** START RECORDS PROVIDED **
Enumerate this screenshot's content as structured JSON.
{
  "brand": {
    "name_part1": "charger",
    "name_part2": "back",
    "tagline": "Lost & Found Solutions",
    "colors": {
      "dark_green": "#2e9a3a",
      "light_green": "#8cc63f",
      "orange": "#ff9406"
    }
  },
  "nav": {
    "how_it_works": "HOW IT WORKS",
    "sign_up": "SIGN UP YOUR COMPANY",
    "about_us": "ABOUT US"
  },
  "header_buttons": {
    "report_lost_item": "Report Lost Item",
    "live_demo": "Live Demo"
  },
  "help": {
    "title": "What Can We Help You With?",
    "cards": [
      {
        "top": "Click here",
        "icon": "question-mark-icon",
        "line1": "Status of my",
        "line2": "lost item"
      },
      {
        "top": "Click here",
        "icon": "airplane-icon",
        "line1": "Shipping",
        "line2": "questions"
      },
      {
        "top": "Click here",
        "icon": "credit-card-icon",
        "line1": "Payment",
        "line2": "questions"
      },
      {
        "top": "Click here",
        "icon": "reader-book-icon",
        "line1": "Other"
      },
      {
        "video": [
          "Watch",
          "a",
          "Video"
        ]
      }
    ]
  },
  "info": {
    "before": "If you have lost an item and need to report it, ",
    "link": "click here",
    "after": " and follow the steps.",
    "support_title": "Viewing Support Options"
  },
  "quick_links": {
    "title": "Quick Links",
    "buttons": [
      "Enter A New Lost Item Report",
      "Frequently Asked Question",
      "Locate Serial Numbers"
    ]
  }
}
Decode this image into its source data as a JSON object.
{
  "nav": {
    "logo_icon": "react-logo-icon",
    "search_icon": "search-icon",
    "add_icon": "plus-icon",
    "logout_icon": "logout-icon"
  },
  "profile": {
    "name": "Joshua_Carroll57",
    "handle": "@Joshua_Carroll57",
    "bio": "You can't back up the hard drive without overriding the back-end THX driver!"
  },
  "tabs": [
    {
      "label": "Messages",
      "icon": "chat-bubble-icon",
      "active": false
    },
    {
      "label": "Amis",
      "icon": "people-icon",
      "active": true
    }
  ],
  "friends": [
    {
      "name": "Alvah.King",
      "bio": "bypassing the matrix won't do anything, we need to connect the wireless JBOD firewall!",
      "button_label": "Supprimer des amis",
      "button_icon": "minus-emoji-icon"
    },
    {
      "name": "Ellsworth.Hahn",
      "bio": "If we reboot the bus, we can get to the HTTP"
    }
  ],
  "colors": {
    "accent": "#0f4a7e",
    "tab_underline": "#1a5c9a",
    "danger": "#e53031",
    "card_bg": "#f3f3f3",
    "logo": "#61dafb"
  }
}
** END RECORDS PROVIDED **
== WHAT YOU HAVE TO DO ==
Lines containing the string "this" are to be selected and copied.

== RESULT ==
Enumerate this screenshot's content as structured JSON.
Decode this image into its source data as a JSON object.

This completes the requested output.